§ **INSTRUCTIONS FOR THE TASK**: Output every record word for word.

§ **MATERIAL FOR THE TASK**:
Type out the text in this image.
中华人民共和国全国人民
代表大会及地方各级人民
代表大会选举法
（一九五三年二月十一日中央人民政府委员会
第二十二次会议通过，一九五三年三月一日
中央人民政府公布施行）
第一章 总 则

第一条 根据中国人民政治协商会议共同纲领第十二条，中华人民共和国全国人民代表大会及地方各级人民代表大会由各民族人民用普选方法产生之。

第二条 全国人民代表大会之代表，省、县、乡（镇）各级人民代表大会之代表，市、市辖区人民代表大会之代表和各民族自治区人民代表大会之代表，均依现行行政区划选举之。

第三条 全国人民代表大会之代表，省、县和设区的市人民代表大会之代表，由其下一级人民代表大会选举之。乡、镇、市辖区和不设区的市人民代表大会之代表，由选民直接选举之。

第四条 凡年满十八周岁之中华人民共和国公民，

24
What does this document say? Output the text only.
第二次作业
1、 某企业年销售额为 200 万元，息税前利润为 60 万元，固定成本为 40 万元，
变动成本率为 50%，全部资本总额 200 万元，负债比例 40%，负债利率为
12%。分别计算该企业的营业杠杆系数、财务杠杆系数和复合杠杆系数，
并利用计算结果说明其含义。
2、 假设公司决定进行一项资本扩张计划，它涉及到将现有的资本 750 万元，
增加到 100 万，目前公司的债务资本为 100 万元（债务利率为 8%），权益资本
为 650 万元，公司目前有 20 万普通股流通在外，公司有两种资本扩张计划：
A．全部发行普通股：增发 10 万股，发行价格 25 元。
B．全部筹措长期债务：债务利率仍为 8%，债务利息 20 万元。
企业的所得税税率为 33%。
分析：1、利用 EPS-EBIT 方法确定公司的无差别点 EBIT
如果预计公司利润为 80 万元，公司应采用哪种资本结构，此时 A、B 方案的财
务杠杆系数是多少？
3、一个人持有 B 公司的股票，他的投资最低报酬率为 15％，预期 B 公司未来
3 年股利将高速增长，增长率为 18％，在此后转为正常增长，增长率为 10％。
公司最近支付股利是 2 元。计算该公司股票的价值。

§ **OUTPUT BELOW**:
Type out the text in this image.
中华人民共和国全国人民
代表大会及地方各级人民
代表大会选举法
（一九五三年二月十一日中央人民政府委员会
第二十二次会议通过，一九五三年三月一日
中央人民政府公布施行）
第一章 总 则

第一条 根据中国人民政治协商会议共同纲领第十二条，中华人民共和国全国人民代表大会及地方各级人民代表大会由各民族人民用普选方法产生之。

第二条 全国人民代表大会之代表，省、县、乡（镇）各级人民代表大会之代表，市、市辖区人民代表大会之代表和各民族自治区人民代表大会之代表，均依现行行政区划选举之。

第三条 全国人民代表大会之代表，省、县和设区的市人民代表大会之代表，由其下一级人民代表大会选举之。乡、镇、市辖区和不设区的市人民代表大会之代表，由选民直接选举之。

第四条 凡年满十八周岁之中华人民共和国公民，

24
What does this document say? Output the text only.
第二次作业
1、 某企业年销售额为 200 万元，息税前利润为 60 万元，固定成本为 40 万元，
变动成本率为 50%，全部资本总额 200 万元，负债比例 40%，负债利率为
12%。分别计算该企业的营业杠杆系数、财务杠杆系数和复合杠杆系数，
并利用计算结果说明其含义。
2、 假设公司决定进行一项资本扩张计划，它涉及到将现有的资本 750 万元，
增加到 100 万，目前公司的债务资本为 100 万元（债务利率为 8%），权益资本
为 650 万元，公司目前有 20 万普通股流通在外，公司有两种资本扩张计划：
A．全部发行普通股：增发 10 万股，发行价格 25 元。
B．全部筹措长期债务：债务利率仍为 8%，债务利息 20 万元。
企业的所得税税率为 33%。
分析：1、利用 EPS-EBIT 方法确定公司的无差别点 EBIT
如果预计公司利润为 80 万元，公司应采用哪种资本结构，此时 A、B 方案的财
务杠杆系数是多少？
3、一个人持有 B 公司的股票，他的投资最低报酬率为 15％，预期 B 公司未来
3 年股利将高速增长，增长率为 18％，在此后转为正常增长，增长率为 10％。
公司最近支付股利是 2 元。计算该公司股票的价值。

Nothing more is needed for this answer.